WORK TASK 1: From the profile of Paavo Aaltonen, list every event in which he won a medal at the 1948 London Olympic Games.
WORK TASK 2: In the profile of Paavo Aaltonen, rewrite the passage from "- Full name: Paavo" up to and including "(5 ft 9 in)", putting "Suomi" in place of "Finland".

GIVEN TEXT:

··········

- Full name: Paavo Johannes Aaltonen
- Born: 11 December 1919 Kemi, Finland
- Died: 9 September 1962 (aged 42) Sipoo, Finland
- Height: 175 cm (5 ft 9 in)

Gymnastics career
- Discipline: Men's artistic gymnastics
- Country represented: Finland;
- Medal record
Olympic Games
| Gold medal – first place | 1948 London | Pommel horse |
| Gold medal – first place | 1948 London | Vault |
| Gold medal – first place | 1948 London | Team |
| Bronze medal – third place | 1948 London | All-around |
| Bronze medal – third place | 1952 Helsinki | Team |
World Championships
| Gold medal – first place | 1950 Basel | Horizontal bar |
| Silver medal – second place | 1950 Basel | Team |

= Paavo Aaltonen =

Finnish artistic gymnast (1919–1962)

··········

EXCERPTED DATA:
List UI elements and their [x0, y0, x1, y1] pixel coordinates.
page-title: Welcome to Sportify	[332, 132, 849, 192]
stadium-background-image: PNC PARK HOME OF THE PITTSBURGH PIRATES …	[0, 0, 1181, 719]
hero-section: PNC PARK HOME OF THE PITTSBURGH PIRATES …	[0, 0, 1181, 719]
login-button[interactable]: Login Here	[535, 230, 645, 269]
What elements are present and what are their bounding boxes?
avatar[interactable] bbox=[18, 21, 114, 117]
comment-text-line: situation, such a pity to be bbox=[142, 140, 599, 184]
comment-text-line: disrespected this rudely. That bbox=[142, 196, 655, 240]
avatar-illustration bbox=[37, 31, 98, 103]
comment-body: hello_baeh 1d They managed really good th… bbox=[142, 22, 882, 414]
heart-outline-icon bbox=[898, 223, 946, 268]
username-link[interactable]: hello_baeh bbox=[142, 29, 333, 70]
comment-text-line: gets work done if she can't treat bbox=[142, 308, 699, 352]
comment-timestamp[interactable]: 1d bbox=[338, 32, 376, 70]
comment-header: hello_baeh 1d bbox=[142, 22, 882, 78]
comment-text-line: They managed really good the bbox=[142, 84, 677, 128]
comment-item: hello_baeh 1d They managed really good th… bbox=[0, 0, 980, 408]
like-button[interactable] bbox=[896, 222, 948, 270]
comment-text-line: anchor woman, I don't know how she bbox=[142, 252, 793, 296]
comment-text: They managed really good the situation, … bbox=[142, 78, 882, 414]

··········

EXERCISE ANSWER 1: Pommel horse, Vault, Team, All-around

EXERCISE ANSWER 2:
- Full name: Paavo Johannes Aaltonen
- Born: 11 December 1919 Kemi, Suomi
- Died: 9 September 1962 (aged 42) Sipoo, Suomi
- Height: 175 cm (5 ft 9 in)